■ **SOURCE EXTRACT**

┌──

Music Review: Janiva Magness - What Love Will Do
Published July 18, 2008
I don't know about anybody else, but I'm getting really sick of histrionic singing passing for emotion that has come to dominate popular music. If I have to listen to one more wannabe diva screech out her undying love in an upper register I might just go postal. Just because opera singers, who've probably spent more hours studying how to sing than most of their pale imitators have spent singing, can use the upper registers to for emotion, doesn't mean that everybody should do it, or that popular music is even suited to such stylings.
If that abdominal woman in Las Vegas wasn't bad enough, screeching her way to a million a week, the airways are now dominated by the clones of Brittany or painfully insincere, breathless voiced idiots who have to "share" their feelings with us. Why can't they all just stay in Oprah land where they belong and leave the rest of us alone? Their singing is bad enough, but the brainless babbling that passes for lyrics is the final insult.
You would never know by listening to any of these supposed vocalists that they are the musical descendants of people like Billie Holiday, Nina Simone, and Janis Joplin. All of whom could not only sing circles around any of them, but had more genuine emotion come out of their mouths yawning than these yahoos can ever hope to produce singing.
Compounding the insult of having to listen to these voices pollute the airwaves is the knowledge that there are vocalists as good as Janiva Magness out there, who don't get anywhere near the popular acclaim of the pop tarts.

└──

■ **MATERIAL SHOWN**

┌──

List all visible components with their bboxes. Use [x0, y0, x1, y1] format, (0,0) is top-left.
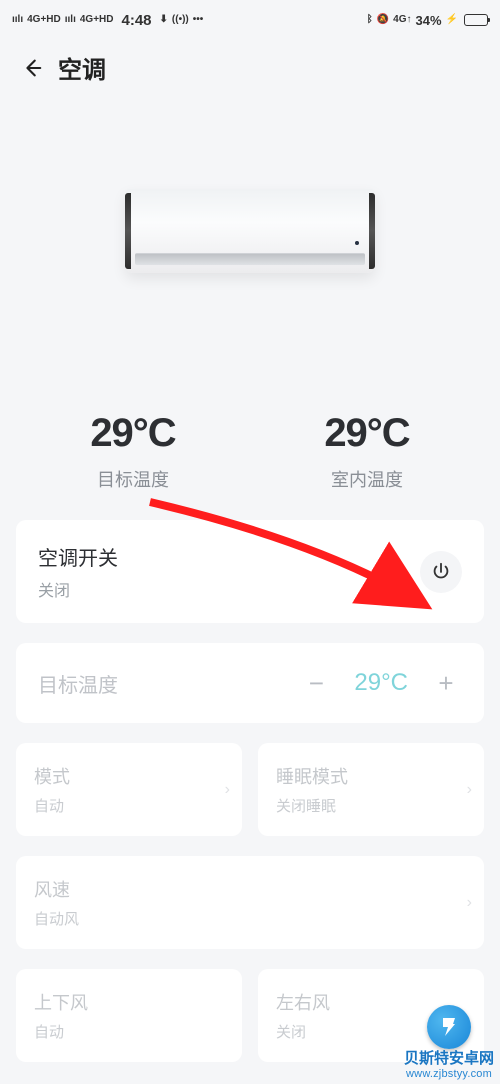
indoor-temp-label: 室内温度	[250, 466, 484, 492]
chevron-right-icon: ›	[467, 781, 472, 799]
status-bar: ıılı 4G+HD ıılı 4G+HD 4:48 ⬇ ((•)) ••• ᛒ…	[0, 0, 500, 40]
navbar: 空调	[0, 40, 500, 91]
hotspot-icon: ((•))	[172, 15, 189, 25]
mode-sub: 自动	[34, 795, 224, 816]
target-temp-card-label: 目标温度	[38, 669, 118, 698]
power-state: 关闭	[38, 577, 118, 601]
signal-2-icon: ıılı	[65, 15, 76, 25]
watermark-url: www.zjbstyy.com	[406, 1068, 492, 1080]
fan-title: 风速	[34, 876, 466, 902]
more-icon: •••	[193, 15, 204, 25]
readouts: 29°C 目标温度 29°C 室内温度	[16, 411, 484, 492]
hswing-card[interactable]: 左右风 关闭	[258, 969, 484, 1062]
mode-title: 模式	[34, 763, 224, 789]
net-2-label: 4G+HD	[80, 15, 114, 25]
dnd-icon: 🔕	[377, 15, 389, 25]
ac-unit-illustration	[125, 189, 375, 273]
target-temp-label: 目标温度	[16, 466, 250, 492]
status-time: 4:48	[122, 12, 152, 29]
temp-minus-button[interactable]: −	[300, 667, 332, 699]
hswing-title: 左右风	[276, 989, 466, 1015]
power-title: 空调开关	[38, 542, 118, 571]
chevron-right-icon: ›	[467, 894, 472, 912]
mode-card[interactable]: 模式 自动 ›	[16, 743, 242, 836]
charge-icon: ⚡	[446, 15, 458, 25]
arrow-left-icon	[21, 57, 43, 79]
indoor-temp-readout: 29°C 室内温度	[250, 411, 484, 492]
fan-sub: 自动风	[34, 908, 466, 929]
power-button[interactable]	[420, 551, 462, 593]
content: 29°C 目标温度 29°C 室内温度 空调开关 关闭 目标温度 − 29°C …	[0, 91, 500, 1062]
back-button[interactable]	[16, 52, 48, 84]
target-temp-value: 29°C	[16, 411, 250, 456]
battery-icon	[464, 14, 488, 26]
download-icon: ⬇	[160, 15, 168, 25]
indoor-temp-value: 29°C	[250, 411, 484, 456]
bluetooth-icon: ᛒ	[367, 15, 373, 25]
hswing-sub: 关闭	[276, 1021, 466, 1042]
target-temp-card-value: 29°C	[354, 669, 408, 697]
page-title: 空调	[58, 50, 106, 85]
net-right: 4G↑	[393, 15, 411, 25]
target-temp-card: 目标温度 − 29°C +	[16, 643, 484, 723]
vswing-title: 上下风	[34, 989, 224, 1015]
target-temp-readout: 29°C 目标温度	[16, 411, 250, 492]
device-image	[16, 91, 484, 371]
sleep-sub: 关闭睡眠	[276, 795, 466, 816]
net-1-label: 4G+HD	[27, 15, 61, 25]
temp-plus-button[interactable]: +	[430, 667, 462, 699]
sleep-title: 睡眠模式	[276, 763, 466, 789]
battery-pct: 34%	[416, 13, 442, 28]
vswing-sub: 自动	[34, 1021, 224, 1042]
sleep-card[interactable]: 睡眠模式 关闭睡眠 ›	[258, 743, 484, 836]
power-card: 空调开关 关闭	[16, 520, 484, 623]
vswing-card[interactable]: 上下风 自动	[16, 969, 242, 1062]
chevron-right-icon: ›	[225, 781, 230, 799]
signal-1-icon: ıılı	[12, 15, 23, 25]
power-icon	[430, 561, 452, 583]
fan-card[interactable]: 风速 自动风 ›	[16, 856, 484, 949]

└──
┌──

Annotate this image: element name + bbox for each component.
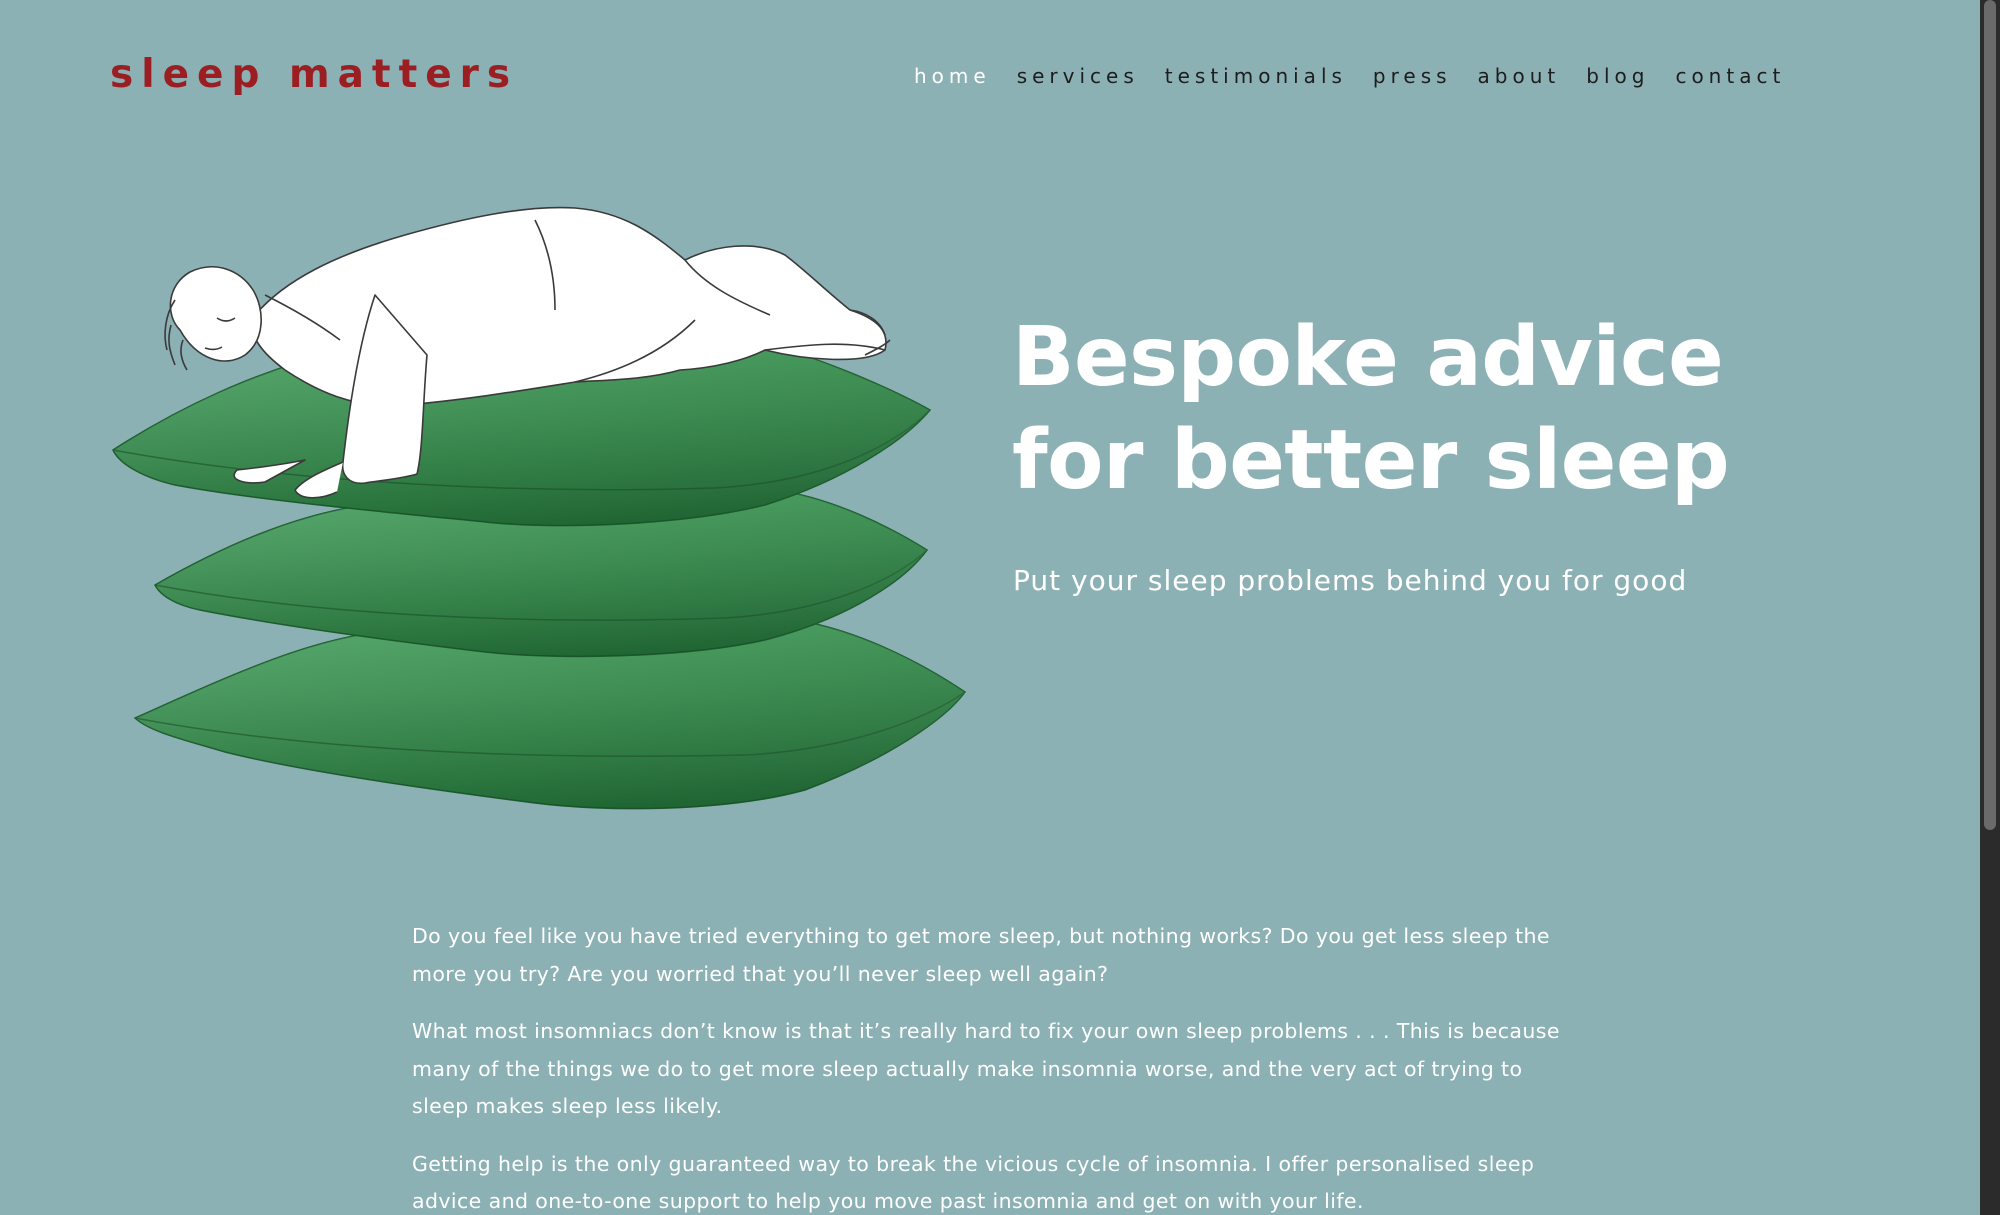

└──
┌──

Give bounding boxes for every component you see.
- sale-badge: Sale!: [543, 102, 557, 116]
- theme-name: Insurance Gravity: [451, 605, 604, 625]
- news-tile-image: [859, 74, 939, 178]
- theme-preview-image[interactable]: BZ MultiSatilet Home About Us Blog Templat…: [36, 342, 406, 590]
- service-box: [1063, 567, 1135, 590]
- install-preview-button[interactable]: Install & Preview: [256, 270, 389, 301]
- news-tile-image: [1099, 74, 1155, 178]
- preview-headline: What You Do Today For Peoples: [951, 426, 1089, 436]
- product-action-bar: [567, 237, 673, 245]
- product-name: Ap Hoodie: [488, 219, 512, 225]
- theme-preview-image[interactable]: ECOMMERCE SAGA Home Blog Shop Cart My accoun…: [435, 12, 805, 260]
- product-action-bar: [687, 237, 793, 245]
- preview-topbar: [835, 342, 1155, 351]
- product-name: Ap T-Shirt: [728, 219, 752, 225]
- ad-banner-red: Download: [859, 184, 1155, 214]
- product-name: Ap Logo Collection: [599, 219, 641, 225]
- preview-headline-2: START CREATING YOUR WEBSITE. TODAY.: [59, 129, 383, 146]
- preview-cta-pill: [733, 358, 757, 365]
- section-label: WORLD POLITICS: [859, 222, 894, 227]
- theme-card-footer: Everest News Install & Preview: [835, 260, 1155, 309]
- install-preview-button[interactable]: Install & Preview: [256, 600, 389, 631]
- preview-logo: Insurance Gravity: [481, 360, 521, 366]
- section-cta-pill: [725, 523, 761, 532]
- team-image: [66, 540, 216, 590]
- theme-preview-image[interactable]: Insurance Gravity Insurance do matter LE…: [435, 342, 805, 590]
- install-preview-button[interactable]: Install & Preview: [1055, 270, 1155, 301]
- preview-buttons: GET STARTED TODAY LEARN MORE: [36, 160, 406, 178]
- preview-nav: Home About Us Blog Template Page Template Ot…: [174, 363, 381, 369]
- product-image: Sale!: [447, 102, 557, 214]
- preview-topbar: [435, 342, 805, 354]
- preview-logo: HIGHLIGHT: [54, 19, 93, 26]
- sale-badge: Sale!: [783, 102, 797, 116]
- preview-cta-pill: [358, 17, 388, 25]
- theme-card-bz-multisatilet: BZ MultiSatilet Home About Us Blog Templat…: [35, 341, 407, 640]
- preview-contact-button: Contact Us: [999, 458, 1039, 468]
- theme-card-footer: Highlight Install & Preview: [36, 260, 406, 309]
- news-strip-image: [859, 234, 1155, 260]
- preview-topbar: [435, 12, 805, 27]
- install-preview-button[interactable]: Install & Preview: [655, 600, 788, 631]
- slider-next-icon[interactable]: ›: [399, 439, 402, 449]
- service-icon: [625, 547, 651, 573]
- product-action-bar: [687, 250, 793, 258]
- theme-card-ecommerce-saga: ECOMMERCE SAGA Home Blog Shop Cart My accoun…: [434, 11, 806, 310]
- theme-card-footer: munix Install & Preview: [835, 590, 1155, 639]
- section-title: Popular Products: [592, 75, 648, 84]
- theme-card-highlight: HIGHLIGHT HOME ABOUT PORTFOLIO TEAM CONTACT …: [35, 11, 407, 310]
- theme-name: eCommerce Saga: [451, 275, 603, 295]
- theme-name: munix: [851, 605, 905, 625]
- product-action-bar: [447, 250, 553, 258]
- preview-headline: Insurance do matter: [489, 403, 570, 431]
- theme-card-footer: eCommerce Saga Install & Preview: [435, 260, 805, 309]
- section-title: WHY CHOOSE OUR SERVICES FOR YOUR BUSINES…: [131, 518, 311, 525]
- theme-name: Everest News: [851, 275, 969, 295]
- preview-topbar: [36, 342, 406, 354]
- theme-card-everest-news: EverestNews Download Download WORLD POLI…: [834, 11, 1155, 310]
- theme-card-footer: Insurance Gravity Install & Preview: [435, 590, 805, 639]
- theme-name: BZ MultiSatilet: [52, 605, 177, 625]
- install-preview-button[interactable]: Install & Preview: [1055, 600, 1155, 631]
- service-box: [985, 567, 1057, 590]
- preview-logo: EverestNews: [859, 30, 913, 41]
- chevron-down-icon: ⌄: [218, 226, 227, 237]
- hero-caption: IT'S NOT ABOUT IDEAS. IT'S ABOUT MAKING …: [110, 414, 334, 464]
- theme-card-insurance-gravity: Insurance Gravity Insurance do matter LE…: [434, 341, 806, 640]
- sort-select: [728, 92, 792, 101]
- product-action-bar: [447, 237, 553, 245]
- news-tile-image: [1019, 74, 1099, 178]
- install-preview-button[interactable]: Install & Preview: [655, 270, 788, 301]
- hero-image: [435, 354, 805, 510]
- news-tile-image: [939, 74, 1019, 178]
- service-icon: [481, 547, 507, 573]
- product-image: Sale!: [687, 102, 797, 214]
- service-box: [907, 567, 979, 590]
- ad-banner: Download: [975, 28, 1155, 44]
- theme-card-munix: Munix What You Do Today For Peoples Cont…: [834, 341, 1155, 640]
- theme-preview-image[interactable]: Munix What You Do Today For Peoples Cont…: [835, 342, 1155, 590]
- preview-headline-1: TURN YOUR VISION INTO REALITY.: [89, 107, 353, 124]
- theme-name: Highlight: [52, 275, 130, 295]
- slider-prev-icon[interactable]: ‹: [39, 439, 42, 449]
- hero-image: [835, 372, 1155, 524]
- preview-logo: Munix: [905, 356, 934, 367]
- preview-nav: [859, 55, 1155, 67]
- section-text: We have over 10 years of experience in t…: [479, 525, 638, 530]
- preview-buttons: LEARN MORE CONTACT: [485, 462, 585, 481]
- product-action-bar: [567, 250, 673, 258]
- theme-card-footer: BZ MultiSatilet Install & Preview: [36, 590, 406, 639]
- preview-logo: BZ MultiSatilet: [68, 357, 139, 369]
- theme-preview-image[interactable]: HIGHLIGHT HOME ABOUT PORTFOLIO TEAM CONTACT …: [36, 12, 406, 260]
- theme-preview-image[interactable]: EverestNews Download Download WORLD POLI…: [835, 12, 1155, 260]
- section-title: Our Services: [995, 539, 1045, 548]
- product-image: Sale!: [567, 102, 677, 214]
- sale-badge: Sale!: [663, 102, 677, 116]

└──

■ **WRITTEN INSTRUCTION 1**
Return the passage of the Janiva Magness review word for word, starting with "You would never" and going on through "to produce singing.".
■ **WRITTEN INSTRUCTION 2**
Carry the Janiva Magness review further, picking up right after its final sentence.
The rows play no part in what follows and can be left aside.

■ **TASK OUTPUT 1**
You would never know by listening to any of these supposed vocalists that they are the musical descendants of people like Billie Holiday, Nina Simone, and Janis Joplin. All of whom could not only sing circles around any of them, but had more genuine emotion come out of their mouths yawning than these yahoos can ever hope to produce singing.

■ **TASK OUTPUT 2**
Listening to a disc like Janiva's most recent release, What Love Will Do, on Alligator Records, makes you realize there is really no justice in the world and that pop music industry executives have their collective heads so far up their asses they've cut off all oxygen to their brains. There can't be any other explanation as to why Janiva Magness isn't on the top of the charts or her music in constant rotation on every radio station playing some form of popular music.
At least the blues industry can recognize talent when they hear it so she hasn't gone completely unnoticed. Janiva won the best contemporary female artist award in 2006 and 2007 and was nominated for the B. B. King Entertainer Of The Year award in 2008 at the Blues Music Awards. Yet if you don't follow blues music closely, there's a good chance that you'll not have heard this woman sing, and that's a damn shame. Her husky and smoky voice growls out funk, brings real passion to a love song, and can send shivers up your spine with its power to speak to your heart.
Unlike some female vocalists who seem to sacrifice musicality for character, Janiva has more than one note in her repertoire. Aside from having the huskiest voice this side of Marlene Dietrich, she also has the range to prevent it from becoming a monotonous drone. She's equally able to sing slower, almost torch song numbers, as she is up tempo funk and blues.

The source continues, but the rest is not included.